### Task prompt
Repeat the whole listing below, word for word.

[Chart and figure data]
--- --- ---
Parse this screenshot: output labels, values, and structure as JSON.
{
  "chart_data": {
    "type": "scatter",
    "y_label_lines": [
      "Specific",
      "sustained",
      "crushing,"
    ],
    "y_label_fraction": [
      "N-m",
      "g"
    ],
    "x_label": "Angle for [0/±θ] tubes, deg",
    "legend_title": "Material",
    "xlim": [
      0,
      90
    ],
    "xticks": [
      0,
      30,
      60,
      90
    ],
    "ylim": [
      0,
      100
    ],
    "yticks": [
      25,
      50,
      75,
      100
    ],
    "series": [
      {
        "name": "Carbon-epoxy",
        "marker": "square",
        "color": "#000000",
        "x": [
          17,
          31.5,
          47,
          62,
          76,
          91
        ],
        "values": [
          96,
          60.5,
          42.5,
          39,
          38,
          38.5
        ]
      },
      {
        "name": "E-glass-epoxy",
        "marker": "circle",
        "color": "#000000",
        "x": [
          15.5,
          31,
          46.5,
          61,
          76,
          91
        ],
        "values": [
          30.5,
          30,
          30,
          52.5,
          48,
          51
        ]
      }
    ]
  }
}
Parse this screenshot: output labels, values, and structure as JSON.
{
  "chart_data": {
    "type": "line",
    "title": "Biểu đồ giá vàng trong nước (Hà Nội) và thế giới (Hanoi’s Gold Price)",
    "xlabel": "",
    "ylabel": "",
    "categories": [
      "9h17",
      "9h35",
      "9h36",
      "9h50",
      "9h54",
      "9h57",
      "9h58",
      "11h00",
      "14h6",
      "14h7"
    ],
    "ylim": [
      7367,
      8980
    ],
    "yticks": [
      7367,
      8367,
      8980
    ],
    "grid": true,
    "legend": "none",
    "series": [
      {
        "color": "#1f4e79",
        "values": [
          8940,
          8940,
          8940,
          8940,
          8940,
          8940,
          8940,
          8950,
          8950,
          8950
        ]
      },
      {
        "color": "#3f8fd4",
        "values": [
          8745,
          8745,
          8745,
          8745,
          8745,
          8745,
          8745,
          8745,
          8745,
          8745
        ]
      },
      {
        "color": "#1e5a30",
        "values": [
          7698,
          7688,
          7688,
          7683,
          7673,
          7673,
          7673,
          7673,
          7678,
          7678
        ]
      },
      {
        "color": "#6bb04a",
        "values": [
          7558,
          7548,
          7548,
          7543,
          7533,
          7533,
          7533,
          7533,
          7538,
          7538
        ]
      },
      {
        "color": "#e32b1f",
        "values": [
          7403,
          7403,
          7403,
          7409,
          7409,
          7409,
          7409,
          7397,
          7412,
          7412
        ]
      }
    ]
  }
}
--- --- ---
### Exercise answer
Parse this screenshot: output labels, values, and structure as JSON.
{
  "chart_data": {
    "type": "scatter",
    "y_label_lines": [
      "Specific",
      "sustained",
      "crushing,"
    ],
    "y_label_fraction": [
      "N-m",
      "g"
    ],
    "x_label": "Angle for [0/±θ] tubes, deg",
    "legend_title": "Material",
    "xlim": [
      0,
      90
    ],
    "xticks": [
      0,
      30,
      60,
      90
    ],
    "ylim": [
      0,
      100
    ],
    "yticks": [
      25,
      50,
      75,
      100
    ],
    "series": [
      {
        "name": "Carbon-epoxy",
        "marker": "square",
        "color": "#000000",
        "x": [
          17,
          31.5,
          47,
          62,
          76,
          91
        ],
        "values": [
          96,
          60.5,
          42.5,
          39,
          38,
          38.5
        ]
      },
      {
        "name": "E-glass-epoxy",
        "marker": "circle",
        "color": "#000000",
        "x": [
          15.5,
          31,
          46.5,
          61,
          76,
          91
        ],
        "values": [
          30.5,
          30,
          30,
          52.5,
          48,
          51
        ]
      }
    ]
  }
}
Parse this screenshot: output labels, values, and structure as JSON.
{
  "chart_data": {
    "type": "line",
    "title": "Biểu đồ giá vàng trong nước (Hà Nội) và thế giới (Hanoi’s Gold Price)",
    "xlabel": "",
    "ylabel": "",
    "categories": [
      "9h17",
      "9h35",
      "9h36",
      "9h50",
      "9h54",
      "9h57",
      "9h58",
      "11h00",
      "14h6",
      "14h7"
    ],
    "ylim": [
      7367,
      8980
    ],
    "yticks": [
      7367,
      8367,
      8980
    ],
    "grid": true,
    "legend": "none",
    "series": [
      {
        "color": "#1f4e79",
        "values": [
          8940,
          8940,
          8940,
          8940,
          8940,
          8940,
          8940,
          8950,
          8950,
          8950
        ]
      },
      {
        "color": "#3f8fd4",
        "values": [
          8745,
          8745,
          8745,
          8745,
          8745,
          8745,
          8745,
          8745,
          8745,
          8745
        ]
      },
      {
        "color": "#1e5a30",
        "values": [
          7698,
          7688,
          7688,
          7683,
          7673,
          7673,
          7673,
          7673,
          7678,
          7678
        ]
      },
      {
        "color": "#6bb04a",
        "values": [
          7558,
          7548,
          7548,
          7543,
          7533,
          7533,
          7533,
          7533,
          7538,
          7538
        ]
      },
      {
        "color": "#e32b1f",
        "values": [
          7403,
          7403,
          7403,
          7409,
          7409,
          7409,
          7409,
          7397,
          7412,
          7412
        ]
      }
    ]
  }
}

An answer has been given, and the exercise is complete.